[BEGIN RECORDS FOR PROCESSING]

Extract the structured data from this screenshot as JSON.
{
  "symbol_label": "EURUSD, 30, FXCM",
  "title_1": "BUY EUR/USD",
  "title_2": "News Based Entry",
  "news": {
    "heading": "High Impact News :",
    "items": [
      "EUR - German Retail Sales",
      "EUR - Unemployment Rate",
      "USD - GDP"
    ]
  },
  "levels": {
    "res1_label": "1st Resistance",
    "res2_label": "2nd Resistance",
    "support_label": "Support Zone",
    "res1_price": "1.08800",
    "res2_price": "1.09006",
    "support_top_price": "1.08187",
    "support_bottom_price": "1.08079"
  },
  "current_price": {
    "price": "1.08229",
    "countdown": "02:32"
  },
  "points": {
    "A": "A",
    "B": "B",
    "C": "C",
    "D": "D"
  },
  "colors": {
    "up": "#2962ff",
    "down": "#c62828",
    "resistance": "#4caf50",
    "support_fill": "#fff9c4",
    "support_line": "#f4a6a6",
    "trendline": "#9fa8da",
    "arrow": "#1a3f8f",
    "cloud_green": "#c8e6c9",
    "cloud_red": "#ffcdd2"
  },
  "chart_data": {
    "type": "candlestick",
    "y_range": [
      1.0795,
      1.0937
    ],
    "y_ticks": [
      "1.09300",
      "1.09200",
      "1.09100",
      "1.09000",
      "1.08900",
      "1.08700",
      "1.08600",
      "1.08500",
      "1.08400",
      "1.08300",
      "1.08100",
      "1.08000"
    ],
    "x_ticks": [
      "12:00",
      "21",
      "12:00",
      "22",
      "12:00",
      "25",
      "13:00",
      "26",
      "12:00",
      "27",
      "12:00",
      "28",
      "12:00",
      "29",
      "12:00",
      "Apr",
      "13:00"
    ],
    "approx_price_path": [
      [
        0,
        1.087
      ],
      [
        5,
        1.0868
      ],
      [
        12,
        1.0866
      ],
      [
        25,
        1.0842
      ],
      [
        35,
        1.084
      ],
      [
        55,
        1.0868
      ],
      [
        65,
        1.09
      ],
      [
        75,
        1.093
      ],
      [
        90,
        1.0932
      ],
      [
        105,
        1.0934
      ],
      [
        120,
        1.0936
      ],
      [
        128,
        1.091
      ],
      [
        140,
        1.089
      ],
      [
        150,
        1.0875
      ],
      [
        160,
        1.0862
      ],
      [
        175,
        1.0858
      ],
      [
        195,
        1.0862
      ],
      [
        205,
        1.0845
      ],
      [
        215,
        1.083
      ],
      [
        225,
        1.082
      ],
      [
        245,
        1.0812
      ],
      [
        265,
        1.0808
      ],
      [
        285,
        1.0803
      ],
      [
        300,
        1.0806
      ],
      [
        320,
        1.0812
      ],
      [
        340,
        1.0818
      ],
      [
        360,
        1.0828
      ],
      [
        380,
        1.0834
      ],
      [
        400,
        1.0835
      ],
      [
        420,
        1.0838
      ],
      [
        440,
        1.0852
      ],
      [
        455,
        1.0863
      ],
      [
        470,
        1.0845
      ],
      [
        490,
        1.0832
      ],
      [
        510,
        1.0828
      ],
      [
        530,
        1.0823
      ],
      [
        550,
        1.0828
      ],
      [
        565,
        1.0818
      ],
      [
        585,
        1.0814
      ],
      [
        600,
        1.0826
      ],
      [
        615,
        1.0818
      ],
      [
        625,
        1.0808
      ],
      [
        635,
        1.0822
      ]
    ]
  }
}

[END RECORDS FOR PROCESSING]

◆ **DIRECTION**:
In full and verbatim, repeat the records given above.

◆ **SOLUTION TO THIS PROBLEM**:
Extract the structured data from this screenshot as JSON.
{
  "symbol_label": "EURUSD, 30, FXCM",
  "title_1": "BUY EUR/USD",
  "title_2": "News Based Entry",
  "news": {
    "heading": "High Impact News :",
    "items": [
      "EUR - German Retail Sales",
      "EUR - Unemployment Rate",
      "USD - GDP"
    ]
  },
  "levels": {
    "res1_label": "1st Resistance",
    "res2_label": "2nd Resistance",
    "support_label": "Support Zone",
    "res1_price": "1.08800",
    "res2_price": "1.09006",
    "support_top_price": "1.08187",
    "support_bottom_price": "1.08079"
  },
  "current_price": {
    "price": "1.08229",
    "countdown": "02:32"
  },
  "points": {
    "A": "A",
    "B": "B",
    "C": "C",
    "D": "D"
  },
  "colors": {
    "up": "#2962ff",
    "down": "#c62828",
    "resistance": "#4caf50",
    "support_fill": "#fff9c4",
    "support_line": "#f4a6a6",
    "trendline": "#9fa8da",
    "arrow": "#1a3f8f",
    "cloud_green": "#c8e6c9",
    "cloud_red": "#ffcdd2"
  },
  "chart_data": {
    "type": "candlestick",
    "y_range": [
      1.0795,
      1.0937
    ],
    "y_ticks": [
      "1.09300",
      "1.09200",
      "1.09100",
      "1.09000",
      "1.08900",
      "1.08700",
      "1.08600",
      "1.08500",
      "1.08400",
      "1.08300",
      "1.08100",
      "1.08000"
    ],
    "x_ticks": [
      "12:00",
      "21",
      "12:00",
      "22",
      "12:00",
      "25",
      "13:00",
      "26",
      "12:00",
      "27",
      "12:00",
      "28",
      "12:00",
      "29",
      "12:00",
      "Apr",
      "13:00"
    ],
    "approx_price_path": [
      [
        0,
        1.087
      ],
      [
        5,
        1.0868
      ],
      [
        12,
        1.0866
      ],
      [
        25,
        1.0842
      ],
      [
        35,
        1.084
      ],
      [
        55,
        1.0868
      ],
      [
        65,
        1.09
      ],
      [
        75,
        1.093
      ],
      [
        90,
        1.0932
      ],
      [
        105,
        1.0934
      ],
      [
        120,
        1.0936
      ],
      [
        128,
        1.091
      ],
      [
        140,
        1.089
      ],
      [
        150,
        1.0875
      ],
      [
        160,
        1.0862
      ],
      [
        175,
        1.0858
      ],
      [
        195,
        1.0862
      ],
      [
        205,
        1.0845
      ],
      [
        215,
        1.083
      ],
      [
        225,
        1.082
      ],
      [
        245,
        1.0812
      ],
      [
        265,
        1.0808
      ],
      [
        285,
        1.0803
      ],
      [
        300,
        1.0806
      ],
      [
        320,
        1.0812
      ],
      [
        340,
        1.0818
      ],
      [
        360,
        1.0828
      ],
      [
        380,
        1.0834
      ],
      [
        400,
        1.0835
      ],
      [
        420,
        1.0838
      ],
      [
        440,
        1.0852
      ],
      [
        455,
        1.0863
      ],
      [
        470,
        1.0845
      ],
      [
        490,
        1.0832
      ],
      [
        510,
        1.0828
      ],
      [
        530,
        1.0823
      ],
      [
        550,
        1.0828
      ],
      [
        565,
        1.0818
      ],
      [
        585,
        1.0814
      ],
      [
        600,
        1.0826
      ],
      [
        615,
        1.0818
      ],
      [
        625,
        1.0808
      ],
      [
        635,
        1.0822
      ]
    ]
  }
}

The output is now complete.